◆ **Dataset extract**:
---*---

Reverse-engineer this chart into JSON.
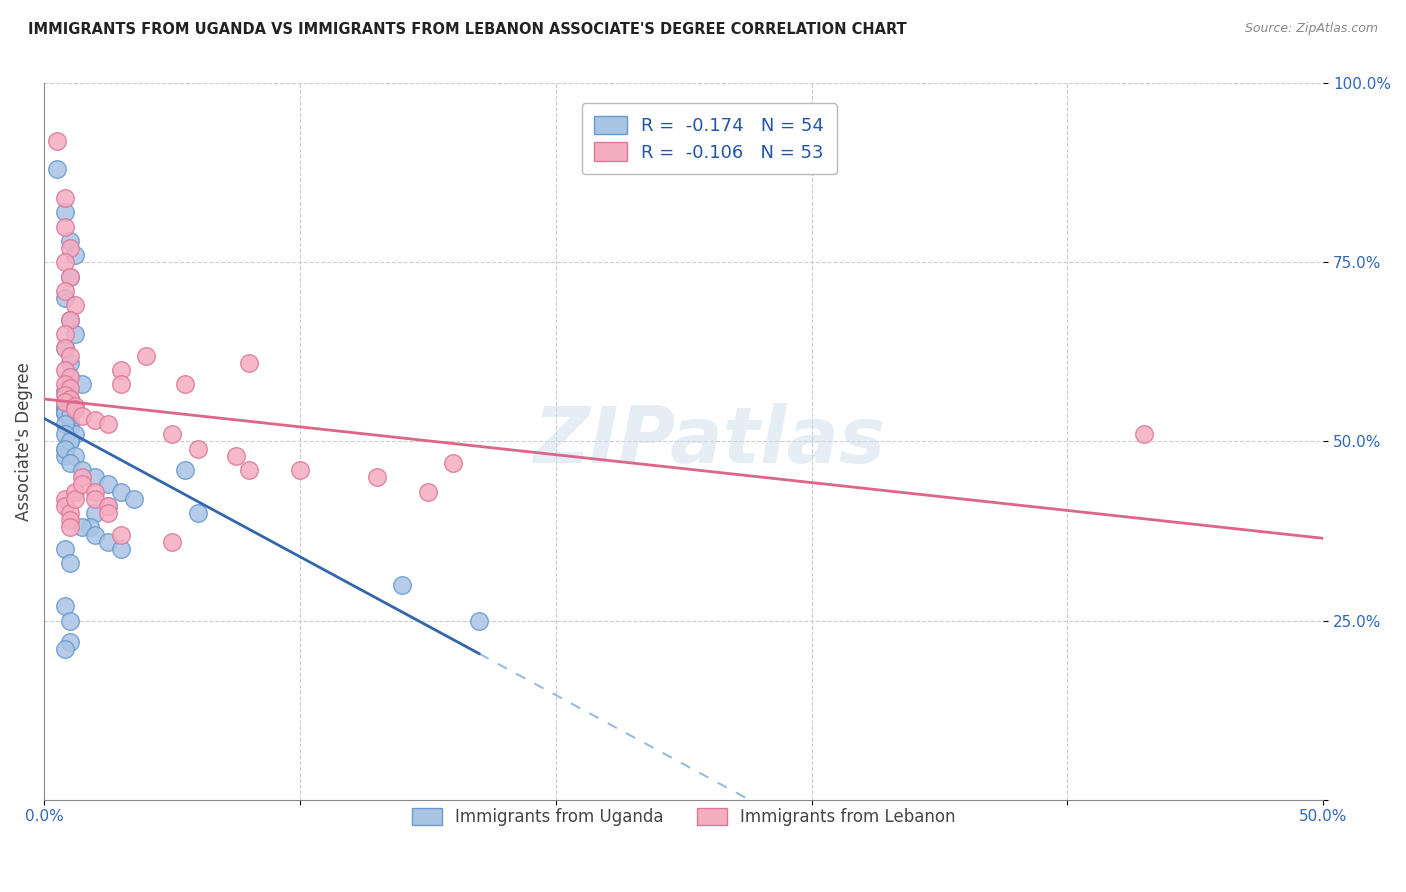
{
  "title": "IMMIGRANTS FROM UGANDA VS IMMIGRANTS FROM LEBANON ASSOCIATE'S DEGREE CORRELATION CHART",
  "source": "Source: ZipAtlas.com",
  "ylabel": "Associate's Degree",
  "uganda_color": "#aac4e4",
  "lebanon_color": "#f5adc0",
  "uganda_edge_color": "#6699cc",
  "lebanon_edge_color": "#dd7799",
  "uganda_line_color": "#3366aa",
  "lebanon_line_color": "#dd6688",
  "uganda_dash_color": "#99bbdd",
  "R_uganda": -0.174,
  "N_uganda": 54,
  "R_lebanon": -0.106,
  "N_lebanon": 53,
  "watermark": "ZIPatlas",
  "legend_label_uganda": "Immigrants from Uganda",
  "legend_label_lebanon": "Immigrants from Lebanon",
  "xlim": [
    0.0,
    0.5
  ],
  "ylim": [
    0.0,
    1.0
  ],
  "uganda_x": [
    0.005,
    0.008,
    0.01,
    0.012,
    0.01,
    0.008,
    0.01,
    0.012,
    0.008,
    0.01,
    0.01,
    0.015,
    0.008,
    0.01,
    0.008,
    0.008,
    0.01,
    0.01,
    0.012,
    0.01,
    0.008,
    0.008,
    0.01,
    0.008,
    0.008,
    0.01,
    0.008,
    0.008,
    0.01,
    0.008,
    0.012,
    0.01,
    0.015,
    0.02,
    0.025,
    0.03,
    0.025,
    0.035,
    0.02,
    0.018,
    0.008,
    0.01,
    0.015,
    0.02,
    0.025,
    0.03,
    0.055,
    0.06,
    0.008,
    0.01,
    0.01,
    0.008,
    0.17,
    0.14
  ],
  "uganda_y": [
    0.88,
    0.82,
    0.78,
    0.76,
    0.73,
    0.7,
    0.67,
    0.65,
    0.63,
    0.61,
    0.59,
    0.58,
    0.57,
    0.56,
    0.55,
    0.54,
    0.53,
    0.52,
    0.51,
    0.5,
    0.49,
    0.48,
    0.56,
    0.545,
    0.54,
    0.535,
    0.525,
    0.51,
    0.5,
    0.49,
    0.48,
    0.47,
    0.46,
    0.45,
    0.44,
    0.43,
    0.41,
    0.42,
    0.4,
    0.38,
    0.35,
    0.33,
    0.38,
    0.37,
    0.36,
    0.35,
    0.46,
    0.4,
    0.27,
    0.25,
    0.22,
    0.21,
    0.25,
    0.3
  ],
  "lebanon_x": [
    0.005,
    0.008,
    0.008,
    0.01,
    0.008,
    0.01,
    0.008,
    0.012,
    0.01,
    0.008,
    0.008,
    0.01,
    0.008,
    0.01,
    0.008,
    0.01,
    0.008,
    0.01,
    0.008,
    0.012,
    0.012,
    0.015,
    0.02,
    0.025,
    0.03,
    0.03,
    0.04,
    0.055,
    0.05,
    0.06,
    0.075,
    0.08,
    0.08,
    0.1,
    0.13,
    0.16,
    0.15,
    0.008,
    0.008,
    0.01,
    0.01,
    0.01,
    0.012,
    0.012,
    0.015,
    0.015,
    0.02,
    0.02,
    0.025,
    0.025,
    0.03,
    0.43,
    0.05
  ],
  "lebanon_y": [
    0.92,
    0.84,
    0.8,
    0.77,
    0.75,
    0.73,
    0.71,
    0.69,
    0.67,
    0.65,
    0.63,
    0.62,
    0.6,
    0.59,
    0.58,
    0.575,
    0.565,
    0.56,
    0.555,
    0.55,
    0.545,
    0.535,
    0.53,
    0.525,
    0.6,
    0.58,
    0.62,
    0.58,
    0.51,
    0.49,
    0.48,
    0.61,
    0.46,
    0.46,
    0.45,
    0.47,
    0.43,
    0.42,
    0.41,
    0.4,
    0.39,
    0.38,
    0.43,
    0.42,
    0.45,
    0.44,
    0.43,
    0.42,
    0.41,
    0.4,
    0.37,
    0.51,
    0.36
  ]
}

---*---

◆ **Task brief**: Restate the data above word for word. Skip every picture.

◆ **Reply to the task**:
Reverse-engineer this chart into JSON.
{
  "title": "IMMIGRANTS FROM UGANDA VS IMMIGRANTS FROM LEBANON ASSOCIATE'S DEGREE CORRELATION CHART",
  "source": "Source: ZipAtlas.com",
  "ylabel": "Associate's Degree",
  "uganda_color": "#aac4e4",
  "lebanon_color": "#f5adc0",
  "uganda_edge_color": "#6699cc",
  "lebanon_edge_color": "#dd7799",
  "uganda_line_color": "#3366aa",
  "lebanon_line_color": "#dd6688",
  "uganda_dash_color": "#99bbdd",
  "R_uganda": -0.174,
  "N_uganda": 54,
  "R_lebanon": -0.106,
  "N_lebanon": 53,
  "watermark": "ZIPatlas",
  "legend_label_uganda": "Immigrants from Uganda",
  "legend_label_lebanon": "Immigrants from Lebanon",
  "xlim": [
    0.0,
    0.5
  ],
  "ylim": [
    0.0,
    1.0
  ],
  "uganda_x": [
    0.005,
    0.008,
    0.01,
    0.012,
    0.01,
    0.008,
    0.01,
    0.012,
    0.008,
    0.01,
    0.01,
    0.015,
    0.008,
    0.01,
    0.008,
    0.008,
    0.01,
    0.01,
    0.012,
    0.01,
    0.008,
    0.008,
    0.01,
    0.008,
    0.008,
    0.01,
    0.008,
    0.008,
    0.01,
    0.008,
    0.012,
    0.01,
    0.015,
    0.02,
    0.025,
    0.03,
    0.025,
    0.035,
    0.02,
    0.018,
    0.008,
    0.01,
    0.015,
    0.02,
    0.025,
    0.03,
    0.055,
    0.06,
    0.008,
    0.01,
    0.01,
    0.008,
    0.17,
    0.14
  ],
  "uganda_y": [
    0.88,
    0.82,
    0.78,
    0.76,
    0.73,
    0.7,
    0.67,
    0.65,
    0.63,
    0.61,
    0.59,
    0.58,
    0.57,
    0.56,
    0.55,
    0.54,
    0.53,
    0.52,
    0.51,
    0.5,
    0.49,
    0.48,
    0.56,
    0.545,
    0.54,
    0.535,
    0.525,
    0.51,
    0.5,
    0.49,
    0.48,
    0.47,
    0.46,
    0.45,
    0.44,
    0.43,
    0.41,
    0.42,
    0.4,
    0.38,
    0.35,
    0.33,
    0.38,
    0.37,
    0.36,
    0.35,
    0.46,
    0.4,
    0.27,
    0.25,
    0.22,
    0.21,
    0.25,
    0.3
  ],
  "lebanon_x": [
    0.005,
    0.008,
    0.008,
    0.01,
    0.008,
    0.01,
    0.008,
    0.012,
    0.01,
    0.008,
    0.008,
    0.01,
    0.008,
    0.01,
    0.008,
    0.01,
    0.008,
    0.01,
    0.008,
    0.012,
    0.012,
    0.015,
    0.02,
    0.025,
    0.03,
    0.03,
    0.04,
    0.055,
    0.05,
    0.06,
    0.075,
    0.08,
    0.08,
    0.1,
    0.13,
    0.16,
    0.15,
    0.008,
    0.008,
    0.01,
    0.01,
    0.01,
    0.012,
    0.012,
    0.015,
    0.015,
    0.02,
    0.02,
    0.025,
    0.025,
    0.03,
    0.43,
    0.05
  ],
  "lebanon_y": [
    0.92,
    0.84,
    0.8,
    0.77,
    0.75,
    0.73,
    0.71,
    0.69,
    0.67,
    0.65,
    0.63,
    0.62,
    0.6,
    0.59,
    0.58,
    0.575,
    0.565,
    0.56,
    0.555,
    0.55,
    0.545,
    0.535,
    0.53,
    0.525,
    0.6,
    0.58,
    0.62,
    0.58,
    0.51,
    0.49,
    0.48,
    0.61,
    0.46,
    0.46,
    0.45,
    0.47,
    0.43,
    0.42,
    0.41,
    0.4,
    0.39,
    0.38,
    0.43,
    0.42,
    0.45,
    0.44,
    0.43,
    0.42,
    0.41,
    0.4,
    0.37,
    0.51,
    0.36
  ]
}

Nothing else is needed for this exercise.